▶ _Problem details_
Work through the data below line by line and say how many lines hold "вибрации"; give only the number.

---*---

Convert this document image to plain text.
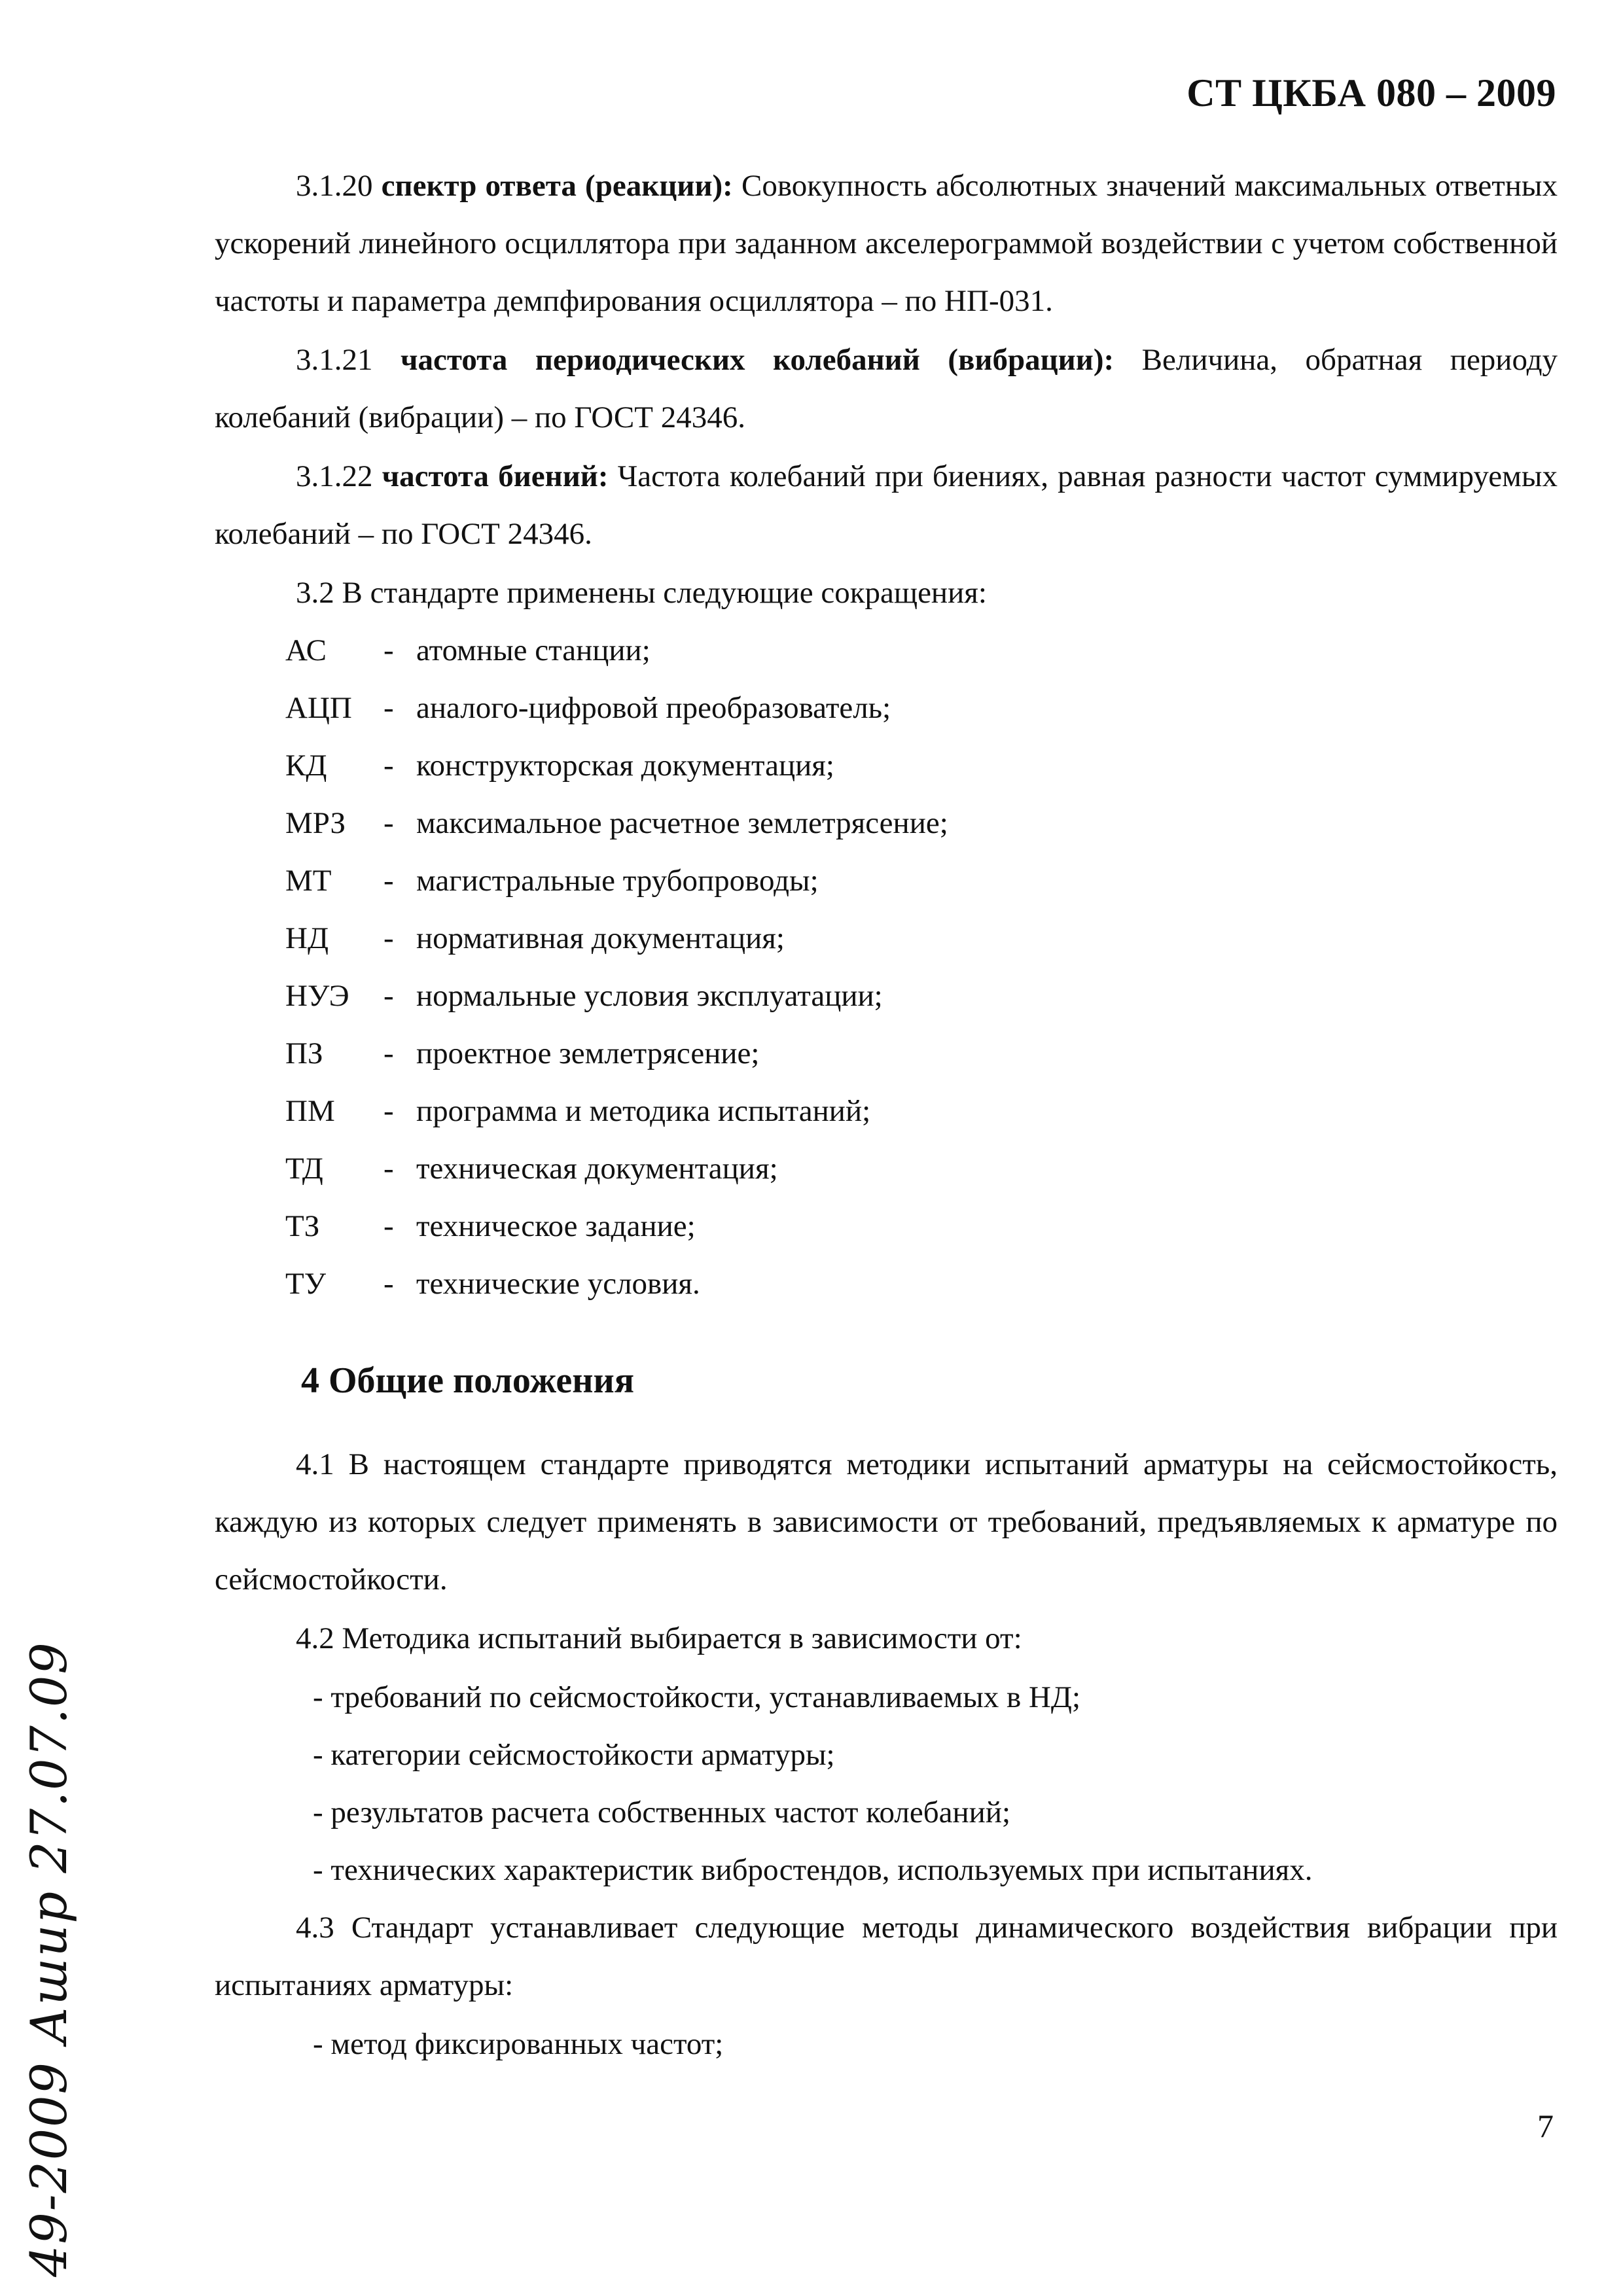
СТ ЦКБА 080 – 2009

3.1.20 спектр ответа (реакции): Совокупность абсолютных значений максимальных ответных ускорений линейного осциллятора при заданном акселерограммой воздействии с учетом собственной частоты и параметра демпфирования осциллятора – по НП-031.

3.1.21 частота периодических колебаний (вибрации): Величина, обратная периоду колебаний (вибрации) – по ГОСТ 24346.

3.1.22 частота биений: Частота колебаний при биениях, равная разности частот суммируемых колебаний – по ГОСТ 24346.

3.2 В стандарте применены следующие сокращения:

АС	- атомные станции;
АЦП	- аналого-цифровой преобразователь;
КД	- конструкторская документация;
МРЗ	- максимальное расчетное землетрясение;
МТ	- магистральные трубопроводы;
НД	- нормативная документация;
НУЭ	- нормальные условия эксплуатации;
ПЗ	- проектное землетрясение;
ПМ	- программа и методика испытаний;
ТД	- техническая документация;
ТЗ	- техническое задание;
ТУ	- технические условия.
4 Общие положения

4.1 В настоящем стандарте приводятся методики испытаний арматуры на сейсмостойкость, каждую из которых следует применять в зависимости от требований, предъявляемых к арматуре по сейсмостойкости.

4.2 Методика испытаний выбирается в зависимости от:

- требований по сейсмостойкости, устанавливаемых в НД;

- категории сейсмостойкости арматуры;

- результатов расчета собственных частот колебаний;

- технических характеристик вибростендов, используемых при испытаниях.

4.3 Стандарт устанавливает следующие методы динамического воздействия вибрации при испытаниях арматуры:

- метод фиксированных частот;

7
49-2009 Ашир 27.07.09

---*---

▶ _The completed task_
2